According to the text on tabulations, merges, and saving tables, what does saving a table require the system to do?

● **EXTRACTED TEXT**

-----

Note: This may slow down execution time.
- Supply column names in tabulations
- It is better to name the variables produced in tabulations instead of relying on the
default names given in the tabulation (e.g., t0, t1,
t2). If you supply column names, you don't have to create an
additional computed column to rename a default tabulation name. Plus, any later code
that refers to the new computed column names will always use more resources than those
that directly referenced t1.
- Row limitations of merged tables
- Merged tables are limited to ~16 million cells (number of rows * number of
- Unrestricted Merges
- If the <merge> operation appears before all other operations in
a macro (except <note>) and the default
attributes type=all and match=names are used, and
no other tags are contained within the <merge> operation, then the
merged table size is unlimited.
Saving and Downloading Tables
- Understand the costs
- Saving large tables can take a long time just like running large tabulations. When
you save a table, it requires the system to compute all the rows and columns. This can
tax the system resources unnecessarily. In some cases, it is actually faster to run
the query again instead of saving the results.

-----

● **SUPPLIED MATERIAL**
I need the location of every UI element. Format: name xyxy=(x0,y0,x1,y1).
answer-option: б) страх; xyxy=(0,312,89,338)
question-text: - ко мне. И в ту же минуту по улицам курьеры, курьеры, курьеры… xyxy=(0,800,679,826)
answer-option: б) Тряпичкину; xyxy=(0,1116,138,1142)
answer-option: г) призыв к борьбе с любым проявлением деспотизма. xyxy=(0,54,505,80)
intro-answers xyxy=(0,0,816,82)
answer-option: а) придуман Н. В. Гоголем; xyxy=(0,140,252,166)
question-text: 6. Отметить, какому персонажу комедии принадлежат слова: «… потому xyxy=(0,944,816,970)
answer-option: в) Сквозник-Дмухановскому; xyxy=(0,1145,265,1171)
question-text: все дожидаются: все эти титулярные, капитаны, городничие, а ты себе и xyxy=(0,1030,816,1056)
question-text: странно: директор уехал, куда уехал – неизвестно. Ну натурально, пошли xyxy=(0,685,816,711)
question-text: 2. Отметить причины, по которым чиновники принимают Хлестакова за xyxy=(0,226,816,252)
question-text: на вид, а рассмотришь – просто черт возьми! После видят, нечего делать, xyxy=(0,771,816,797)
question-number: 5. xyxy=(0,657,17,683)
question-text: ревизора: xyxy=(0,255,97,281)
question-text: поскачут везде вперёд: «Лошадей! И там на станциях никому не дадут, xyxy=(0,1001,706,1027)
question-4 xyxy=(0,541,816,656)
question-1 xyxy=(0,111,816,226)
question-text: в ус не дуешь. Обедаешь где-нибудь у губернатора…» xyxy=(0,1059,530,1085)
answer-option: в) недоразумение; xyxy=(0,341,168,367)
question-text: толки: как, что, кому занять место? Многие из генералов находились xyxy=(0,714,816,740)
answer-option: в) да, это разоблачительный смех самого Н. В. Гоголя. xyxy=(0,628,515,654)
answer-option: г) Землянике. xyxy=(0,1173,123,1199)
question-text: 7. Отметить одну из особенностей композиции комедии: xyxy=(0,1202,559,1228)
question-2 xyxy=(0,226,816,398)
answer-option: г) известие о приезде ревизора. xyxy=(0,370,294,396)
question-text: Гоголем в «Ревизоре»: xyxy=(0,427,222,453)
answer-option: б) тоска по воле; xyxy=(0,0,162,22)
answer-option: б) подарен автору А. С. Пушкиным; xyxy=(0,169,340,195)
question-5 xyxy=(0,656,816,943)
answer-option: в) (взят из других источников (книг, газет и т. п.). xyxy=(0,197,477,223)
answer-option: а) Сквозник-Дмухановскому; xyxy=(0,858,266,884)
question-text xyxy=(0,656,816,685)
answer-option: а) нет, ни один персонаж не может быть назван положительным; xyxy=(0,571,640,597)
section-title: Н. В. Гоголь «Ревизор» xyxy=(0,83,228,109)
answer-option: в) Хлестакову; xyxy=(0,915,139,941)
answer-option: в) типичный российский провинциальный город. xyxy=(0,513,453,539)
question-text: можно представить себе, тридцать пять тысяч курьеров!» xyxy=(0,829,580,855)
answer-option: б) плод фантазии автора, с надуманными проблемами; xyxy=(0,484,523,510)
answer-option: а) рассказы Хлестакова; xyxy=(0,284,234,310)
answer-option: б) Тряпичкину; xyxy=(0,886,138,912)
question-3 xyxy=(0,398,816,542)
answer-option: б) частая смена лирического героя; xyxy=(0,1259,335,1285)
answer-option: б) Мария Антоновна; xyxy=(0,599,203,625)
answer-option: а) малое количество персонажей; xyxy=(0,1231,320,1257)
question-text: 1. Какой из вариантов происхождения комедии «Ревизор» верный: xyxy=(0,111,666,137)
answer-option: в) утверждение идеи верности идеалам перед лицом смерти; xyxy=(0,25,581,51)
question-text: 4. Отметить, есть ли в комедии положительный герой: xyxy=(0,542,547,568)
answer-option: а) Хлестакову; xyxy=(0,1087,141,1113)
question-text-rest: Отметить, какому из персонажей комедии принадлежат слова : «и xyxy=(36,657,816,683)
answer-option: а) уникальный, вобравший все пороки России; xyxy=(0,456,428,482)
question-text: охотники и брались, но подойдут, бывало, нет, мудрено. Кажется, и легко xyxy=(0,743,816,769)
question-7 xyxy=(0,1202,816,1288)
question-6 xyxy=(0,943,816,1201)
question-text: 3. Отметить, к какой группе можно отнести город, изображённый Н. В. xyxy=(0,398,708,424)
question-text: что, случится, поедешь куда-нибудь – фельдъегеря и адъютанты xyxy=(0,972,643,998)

-----

● **ANSWER SPACE**
It requires the system to compute all the rows and columns.